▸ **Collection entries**

++++

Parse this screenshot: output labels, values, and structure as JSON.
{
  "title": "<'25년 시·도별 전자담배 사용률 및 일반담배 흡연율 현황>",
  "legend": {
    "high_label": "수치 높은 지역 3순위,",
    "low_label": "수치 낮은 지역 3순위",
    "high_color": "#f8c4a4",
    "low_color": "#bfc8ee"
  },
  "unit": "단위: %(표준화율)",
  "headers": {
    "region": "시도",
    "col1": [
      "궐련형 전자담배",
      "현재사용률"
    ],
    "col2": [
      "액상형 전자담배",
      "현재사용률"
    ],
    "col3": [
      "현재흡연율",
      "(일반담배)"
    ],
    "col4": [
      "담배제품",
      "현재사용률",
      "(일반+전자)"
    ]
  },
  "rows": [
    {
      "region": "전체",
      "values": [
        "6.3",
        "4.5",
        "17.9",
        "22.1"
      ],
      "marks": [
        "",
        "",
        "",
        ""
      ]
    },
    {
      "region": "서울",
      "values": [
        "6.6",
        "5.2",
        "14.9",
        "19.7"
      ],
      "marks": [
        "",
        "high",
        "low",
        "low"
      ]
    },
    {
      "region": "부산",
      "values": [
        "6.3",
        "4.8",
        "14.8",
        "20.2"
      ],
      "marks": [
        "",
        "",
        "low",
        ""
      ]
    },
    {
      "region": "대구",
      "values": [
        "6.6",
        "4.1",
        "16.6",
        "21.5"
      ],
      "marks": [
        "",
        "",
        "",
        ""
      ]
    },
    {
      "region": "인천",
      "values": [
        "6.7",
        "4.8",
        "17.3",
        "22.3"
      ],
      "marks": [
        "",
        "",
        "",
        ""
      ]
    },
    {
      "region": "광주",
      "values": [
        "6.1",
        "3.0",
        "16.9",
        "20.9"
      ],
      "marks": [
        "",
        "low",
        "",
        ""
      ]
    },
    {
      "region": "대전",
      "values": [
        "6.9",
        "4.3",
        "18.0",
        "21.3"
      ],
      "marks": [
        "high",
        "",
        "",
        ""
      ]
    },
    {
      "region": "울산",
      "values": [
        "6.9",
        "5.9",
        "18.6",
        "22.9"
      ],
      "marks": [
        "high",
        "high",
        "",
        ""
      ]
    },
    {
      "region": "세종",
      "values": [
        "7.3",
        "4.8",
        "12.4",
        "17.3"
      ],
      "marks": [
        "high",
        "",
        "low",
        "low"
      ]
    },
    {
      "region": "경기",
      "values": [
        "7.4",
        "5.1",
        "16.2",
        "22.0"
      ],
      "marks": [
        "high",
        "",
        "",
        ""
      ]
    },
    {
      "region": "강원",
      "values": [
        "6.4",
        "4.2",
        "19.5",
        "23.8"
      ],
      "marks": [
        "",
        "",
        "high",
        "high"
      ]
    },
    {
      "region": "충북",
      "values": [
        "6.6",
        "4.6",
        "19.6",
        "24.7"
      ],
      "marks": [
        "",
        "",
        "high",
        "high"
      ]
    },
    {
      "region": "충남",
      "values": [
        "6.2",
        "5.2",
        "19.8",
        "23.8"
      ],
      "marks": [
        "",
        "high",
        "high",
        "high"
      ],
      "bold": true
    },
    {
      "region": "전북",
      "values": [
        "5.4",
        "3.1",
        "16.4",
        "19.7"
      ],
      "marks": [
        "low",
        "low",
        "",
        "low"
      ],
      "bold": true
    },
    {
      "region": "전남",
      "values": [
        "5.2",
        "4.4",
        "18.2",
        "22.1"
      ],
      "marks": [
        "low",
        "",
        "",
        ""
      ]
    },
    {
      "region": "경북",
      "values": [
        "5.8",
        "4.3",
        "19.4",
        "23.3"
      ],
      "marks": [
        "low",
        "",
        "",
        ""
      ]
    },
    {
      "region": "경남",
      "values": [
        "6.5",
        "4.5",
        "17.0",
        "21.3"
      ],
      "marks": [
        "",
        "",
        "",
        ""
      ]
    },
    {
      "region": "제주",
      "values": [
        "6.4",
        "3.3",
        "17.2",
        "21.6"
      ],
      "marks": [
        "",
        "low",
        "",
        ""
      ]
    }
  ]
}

++++

▸ **EXERCISE DESCRIPTION**
Every record should be given again exactly.

▸ **FULL ANSWER**
Parse this screenshot: output labels, values, and structure as JSON.
{
  "title": "<'25년 시·도별 전자담배 사용률 및 일반담배 흡연율 현황>",
  "legend": {
    "high_label": "수치 높은 지역 3순위,",
    "low_label": "수치 낮은 지역 3순위",
    "high_color": "#f8c4a4",
    "low_color": "#bfc8ee"
  },
  "unit": "단위: %(표준화율)",
  "headers": {
    "region": "시도",
    "col1": [
      "궐련형 전자담배",
      "현재사용률"
    ],
    "col2": [
      "액상형 전자담배",
      "현재사용률"
    ],
    "col3": [
      "현재흡연율",
      "(일반담배)"
    ],
    "col4": [
      "담배제품",
      "현재사용률",
      "(일반+전자)"
    ]
  },
  "rows": [
    {
      "region": "전체",
      "values": [
        "6.3",
        "4.5",
        "17.9",
        "22.1"
      ],
      "marks": [
        "",
        "",
        "",
        ""
      ]
    },
    {
      "region": "서울",
      "values": [
        "6.6",
        "5.2",
        "14.9",
        "19.7"
      ],
      "marks": [
        "",
        "high",
        "low",
        "low"
      ]
    },
    {
      "region": "부산",
      "values": [
        "6.3",
        "4.8",
        "14.8",
        "20.2"
      ],
      "marks": [
        "",
        "",
        "low",
        ""
      ]
    },
    {
      "region": "대구",
      "values": [
        "6.6",
        "4.1",
        "16.6",
        "21.5"
      ],
      "marks": [
        "",
        "",
        "",
        ""
      ]
    },
    {
      "region": "인천",
      "values": [
        "6.7",
        "4.8",
        "17.3",
        "22.3"
      ],
      "marks": [
        "",
        "",
        "",
        ""
      ]
    },
    {
      "region": "광주",
      "values": [
        "6.1",
        "3.0",
        "16.9",
        "20.9"
      ],
      "marks": [
        "",
        "low",
        "",
        ""
      ]
    },
    {
      "region": "대전",
      "values": [
        "6.9",
        "4.3",
        "18.0",
        "21.3"
      ],
      "marks": [
        "high",
        "",
        "",
        ""
      ]
    },
    {
      "region": "울산",
      "values": [
        "6.9",
        "5.9",
        "18.6",
        "22.9"
      ],
      "marks": [
        "high",
        "high",
        "",
        ""
      ]
    },
    {
      "region": "세종",
      "values": [
        "7.3",
        "4.8",
        "12.4",
        "17.3"
      ],
      "marks": [
        "high",
        "",
        "low",
        "low"
      ]
    },
    {
      "region": "경기",
      "values": [
        "7.4",
        "5.1",
        "16.2",
        "22.0"
      ],
      "marks": [
        "high",
        "",
        "",
        ""
      ]
    },
    {
      "region": "강원",
      "values": [
        "6.4",
        "4.2",
        "19.5",
        "23.8"
      ],
      "marks": [
        "",
        "",
        "high",
        "high"
      ]
    },
    {
      "region": "충북",
      "values": [
        "6.6",
        "4.6",
        "19.6",
        "24.7"
      ],
      "marks": [
        "",
        "",
        "high",
        "high"
      ]
    },
    {
      "region": "충남",
      "values": [
        "6.2",
        "5.2",
        "19.8",
        "23.8"
      ],
      "marks": [
        "",
        "high",
        "high",
        "high"
      ],
      "bold": true
    },
    {
      "region": "전북",
      "values": [
        "5.4",
        "3.1",
        "16.4",
        "19.7"
      ],
      "marks": [
        "low",
        "low",
        "",
        "low"
      ],
      "bold": true
    },
    {
      "region": "전남",
      "values": [
        "5.2",
        "4.4",
        "18.2",
        "22.1"
      ],
      "marks": [
        "low",
        "",
        "",
        ""
      ]
    },
    {
      "region": "경북",
      "values": [
        "5.8",
        "4.3",
        "19.4",
        "23.3"
      ],
      "marks": [
        "low",
        "",
        "",
        ""
      ]
    },
    {
      "region": "경남",
      "values": [
        "6.5",
        "4.5",
        "17.0",
        "21.3"
      ],
      "marks": [
        "",
        "",
        "",
        ""
      ]
    },
    {
      "region": "제주",
      "values": [
        "6.4",
        "3.3",
        "17.2",
        "21.6"
      ],
      "marks": [
        "",
        "low",
        "",
        ""
      ]
    }
  ]
}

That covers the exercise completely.